» What the exercise asks:
Where a line holds the word "Meses", copy that line.

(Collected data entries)
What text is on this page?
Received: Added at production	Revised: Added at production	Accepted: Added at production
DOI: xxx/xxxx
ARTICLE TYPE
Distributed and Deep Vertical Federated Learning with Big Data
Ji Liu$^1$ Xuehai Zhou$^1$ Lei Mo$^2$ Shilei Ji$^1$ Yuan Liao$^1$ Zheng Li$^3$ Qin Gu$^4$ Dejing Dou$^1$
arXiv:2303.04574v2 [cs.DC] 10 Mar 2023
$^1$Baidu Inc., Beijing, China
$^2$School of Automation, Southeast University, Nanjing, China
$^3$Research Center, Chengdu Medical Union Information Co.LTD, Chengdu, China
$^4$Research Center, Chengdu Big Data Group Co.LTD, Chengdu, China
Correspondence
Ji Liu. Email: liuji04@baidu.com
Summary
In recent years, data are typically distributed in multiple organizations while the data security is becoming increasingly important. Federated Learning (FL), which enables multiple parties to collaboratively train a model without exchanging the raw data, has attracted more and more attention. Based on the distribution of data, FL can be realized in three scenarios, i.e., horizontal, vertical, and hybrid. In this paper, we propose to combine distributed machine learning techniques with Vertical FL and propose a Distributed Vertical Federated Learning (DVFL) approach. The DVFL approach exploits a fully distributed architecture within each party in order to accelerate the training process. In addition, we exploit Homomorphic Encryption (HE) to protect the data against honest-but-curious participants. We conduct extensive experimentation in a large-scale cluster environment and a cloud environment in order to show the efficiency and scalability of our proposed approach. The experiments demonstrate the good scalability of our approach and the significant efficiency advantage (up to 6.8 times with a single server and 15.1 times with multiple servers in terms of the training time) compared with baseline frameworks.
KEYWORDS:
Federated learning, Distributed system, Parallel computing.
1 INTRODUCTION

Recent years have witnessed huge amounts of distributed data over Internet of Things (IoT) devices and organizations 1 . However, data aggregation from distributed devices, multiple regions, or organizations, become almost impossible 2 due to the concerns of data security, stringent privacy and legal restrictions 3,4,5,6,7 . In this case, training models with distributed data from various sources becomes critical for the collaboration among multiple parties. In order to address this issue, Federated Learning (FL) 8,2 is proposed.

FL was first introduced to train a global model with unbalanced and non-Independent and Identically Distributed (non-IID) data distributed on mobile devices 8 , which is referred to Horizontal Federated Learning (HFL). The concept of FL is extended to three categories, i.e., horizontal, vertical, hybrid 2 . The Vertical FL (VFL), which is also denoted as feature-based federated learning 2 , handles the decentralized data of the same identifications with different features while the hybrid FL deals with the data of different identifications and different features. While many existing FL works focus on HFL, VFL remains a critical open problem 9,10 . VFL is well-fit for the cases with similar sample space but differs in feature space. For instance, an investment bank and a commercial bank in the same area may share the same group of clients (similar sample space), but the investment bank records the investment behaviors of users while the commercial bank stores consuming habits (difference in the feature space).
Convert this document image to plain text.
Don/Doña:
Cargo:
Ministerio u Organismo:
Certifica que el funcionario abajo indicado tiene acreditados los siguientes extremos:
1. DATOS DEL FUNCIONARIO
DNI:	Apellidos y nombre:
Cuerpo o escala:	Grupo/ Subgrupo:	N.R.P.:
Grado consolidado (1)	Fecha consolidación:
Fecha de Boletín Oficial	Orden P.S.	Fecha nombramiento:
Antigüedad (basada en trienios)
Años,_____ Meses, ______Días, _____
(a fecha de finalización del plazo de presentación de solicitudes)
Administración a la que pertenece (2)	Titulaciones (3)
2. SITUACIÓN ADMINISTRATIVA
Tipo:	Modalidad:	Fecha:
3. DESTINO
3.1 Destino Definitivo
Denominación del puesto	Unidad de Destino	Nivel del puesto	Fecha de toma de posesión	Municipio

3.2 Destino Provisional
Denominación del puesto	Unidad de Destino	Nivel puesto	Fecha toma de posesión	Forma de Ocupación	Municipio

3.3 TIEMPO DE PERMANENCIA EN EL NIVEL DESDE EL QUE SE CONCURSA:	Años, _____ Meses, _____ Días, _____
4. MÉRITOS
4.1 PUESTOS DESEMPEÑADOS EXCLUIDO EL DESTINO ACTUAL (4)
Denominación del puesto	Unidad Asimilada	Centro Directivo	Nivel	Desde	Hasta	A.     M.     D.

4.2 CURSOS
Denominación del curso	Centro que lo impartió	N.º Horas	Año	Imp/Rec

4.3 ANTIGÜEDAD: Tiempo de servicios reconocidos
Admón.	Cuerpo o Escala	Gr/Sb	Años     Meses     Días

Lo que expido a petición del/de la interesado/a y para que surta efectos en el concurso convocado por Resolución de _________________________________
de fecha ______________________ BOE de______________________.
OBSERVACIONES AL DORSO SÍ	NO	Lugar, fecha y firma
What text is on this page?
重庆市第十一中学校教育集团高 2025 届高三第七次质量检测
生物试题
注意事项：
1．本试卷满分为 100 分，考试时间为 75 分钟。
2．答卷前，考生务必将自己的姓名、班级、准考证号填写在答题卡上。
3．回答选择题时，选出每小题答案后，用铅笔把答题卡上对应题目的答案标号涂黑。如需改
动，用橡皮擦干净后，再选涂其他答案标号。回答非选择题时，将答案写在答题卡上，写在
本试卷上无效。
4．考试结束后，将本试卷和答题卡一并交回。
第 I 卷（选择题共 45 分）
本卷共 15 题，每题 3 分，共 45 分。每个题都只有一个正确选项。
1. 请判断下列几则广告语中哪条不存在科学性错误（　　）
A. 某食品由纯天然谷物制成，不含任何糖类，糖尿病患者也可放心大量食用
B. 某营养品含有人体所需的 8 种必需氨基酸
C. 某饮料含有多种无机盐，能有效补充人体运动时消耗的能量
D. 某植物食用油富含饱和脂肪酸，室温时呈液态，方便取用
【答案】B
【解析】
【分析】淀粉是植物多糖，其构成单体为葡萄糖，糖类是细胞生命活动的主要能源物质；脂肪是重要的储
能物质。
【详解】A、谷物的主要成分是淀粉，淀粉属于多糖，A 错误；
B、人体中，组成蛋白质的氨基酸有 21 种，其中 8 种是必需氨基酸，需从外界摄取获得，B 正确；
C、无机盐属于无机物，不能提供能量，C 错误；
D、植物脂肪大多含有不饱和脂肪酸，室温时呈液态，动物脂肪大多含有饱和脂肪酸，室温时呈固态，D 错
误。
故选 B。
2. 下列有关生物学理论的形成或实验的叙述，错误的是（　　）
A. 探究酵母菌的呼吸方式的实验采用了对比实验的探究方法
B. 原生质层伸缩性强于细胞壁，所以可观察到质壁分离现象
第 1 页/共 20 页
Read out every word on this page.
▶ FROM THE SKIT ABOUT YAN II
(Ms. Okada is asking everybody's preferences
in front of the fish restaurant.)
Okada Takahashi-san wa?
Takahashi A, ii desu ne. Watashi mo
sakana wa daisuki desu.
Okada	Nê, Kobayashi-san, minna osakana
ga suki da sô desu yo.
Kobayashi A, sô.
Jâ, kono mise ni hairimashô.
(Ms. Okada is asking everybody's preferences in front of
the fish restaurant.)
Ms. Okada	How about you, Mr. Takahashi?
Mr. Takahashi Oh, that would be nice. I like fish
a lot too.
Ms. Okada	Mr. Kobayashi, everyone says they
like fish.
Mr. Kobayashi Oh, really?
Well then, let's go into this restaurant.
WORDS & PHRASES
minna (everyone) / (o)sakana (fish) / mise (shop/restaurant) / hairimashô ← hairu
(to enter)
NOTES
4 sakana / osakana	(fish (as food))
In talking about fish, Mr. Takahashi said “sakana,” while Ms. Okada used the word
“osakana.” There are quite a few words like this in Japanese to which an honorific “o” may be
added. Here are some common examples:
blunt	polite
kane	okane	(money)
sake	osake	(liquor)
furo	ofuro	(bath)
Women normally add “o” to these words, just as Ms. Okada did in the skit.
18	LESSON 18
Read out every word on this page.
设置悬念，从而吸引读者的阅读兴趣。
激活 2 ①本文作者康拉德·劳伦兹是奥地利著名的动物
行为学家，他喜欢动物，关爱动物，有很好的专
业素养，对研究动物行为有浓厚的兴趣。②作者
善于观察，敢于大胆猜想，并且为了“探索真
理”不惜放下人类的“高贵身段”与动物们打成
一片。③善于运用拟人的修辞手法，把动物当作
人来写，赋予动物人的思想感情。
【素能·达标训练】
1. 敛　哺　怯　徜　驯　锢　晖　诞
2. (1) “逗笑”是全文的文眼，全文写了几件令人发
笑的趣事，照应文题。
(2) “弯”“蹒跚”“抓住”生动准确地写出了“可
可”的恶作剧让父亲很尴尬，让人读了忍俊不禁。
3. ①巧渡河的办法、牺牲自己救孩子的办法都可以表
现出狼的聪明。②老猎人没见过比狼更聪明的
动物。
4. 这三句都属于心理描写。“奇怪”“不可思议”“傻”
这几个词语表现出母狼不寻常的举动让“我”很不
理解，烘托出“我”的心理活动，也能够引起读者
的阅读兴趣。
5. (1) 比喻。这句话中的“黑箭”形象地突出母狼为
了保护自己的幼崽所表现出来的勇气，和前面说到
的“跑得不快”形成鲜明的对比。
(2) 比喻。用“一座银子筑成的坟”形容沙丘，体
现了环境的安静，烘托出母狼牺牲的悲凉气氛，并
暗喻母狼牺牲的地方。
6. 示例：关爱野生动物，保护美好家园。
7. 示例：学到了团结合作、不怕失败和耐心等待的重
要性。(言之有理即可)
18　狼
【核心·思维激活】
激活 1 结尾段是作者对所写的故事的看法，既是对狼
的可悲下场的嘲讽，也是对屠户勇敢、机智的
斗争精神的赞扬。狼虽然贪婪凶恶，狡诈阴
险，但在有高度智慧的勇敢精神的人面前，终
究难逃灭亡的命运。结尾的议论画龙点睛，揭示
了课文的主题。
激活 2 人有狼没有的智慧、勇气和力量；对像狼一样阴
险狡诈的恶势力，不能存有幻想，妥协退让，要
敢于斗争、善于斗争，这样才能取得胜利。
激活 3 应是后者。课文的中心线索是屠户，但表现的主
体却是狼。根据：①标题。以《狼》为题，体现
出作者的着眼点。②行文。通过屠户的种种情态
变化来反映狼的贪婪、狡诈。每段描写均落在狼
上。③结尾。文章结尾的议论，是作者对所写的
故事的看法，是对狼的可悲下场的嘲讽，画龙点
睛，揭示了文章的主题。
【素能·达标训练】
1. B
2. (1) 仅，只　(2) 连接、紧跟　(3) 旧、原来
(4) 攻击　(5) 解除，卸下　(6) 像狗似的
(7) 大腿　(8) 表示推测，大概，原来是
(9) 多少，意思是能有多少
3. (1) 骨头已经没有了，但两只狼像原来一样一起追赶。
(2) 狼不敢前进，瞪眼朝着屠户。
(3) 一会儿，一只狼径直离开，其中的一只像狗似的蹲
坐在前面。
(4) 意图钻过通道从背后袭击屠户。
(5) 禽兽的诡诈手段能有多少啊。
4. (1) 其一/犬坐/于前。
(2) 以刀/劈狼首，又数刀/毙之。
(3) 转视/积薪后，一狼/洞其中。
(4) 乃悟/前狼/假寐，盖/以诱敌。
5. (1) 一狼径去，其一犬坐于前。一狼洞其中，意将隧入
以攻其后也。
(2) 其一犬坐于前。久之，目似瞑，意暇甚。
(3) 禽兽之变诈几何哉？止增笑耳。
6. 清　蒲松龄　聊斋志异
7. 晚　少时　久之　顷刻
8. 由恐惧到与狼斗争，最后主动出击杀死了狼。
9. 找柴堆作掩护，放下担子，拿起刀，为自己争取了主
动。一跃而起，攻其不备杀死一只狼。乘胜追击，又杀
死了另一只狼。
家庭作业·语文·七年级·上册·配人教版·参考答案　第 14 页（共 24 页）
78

» Correct answer:
Años,_____ Meses, ______Días, _____
3.3 TIEMPO DE PERMANENCIA EN EL NIVEL DESDE EL QUE SE CONCURSA:	Años, _____ Meses, _____ Días, _____
Admón.	Cuerpo o Escala	Gr/Sb	Años     Meses     Días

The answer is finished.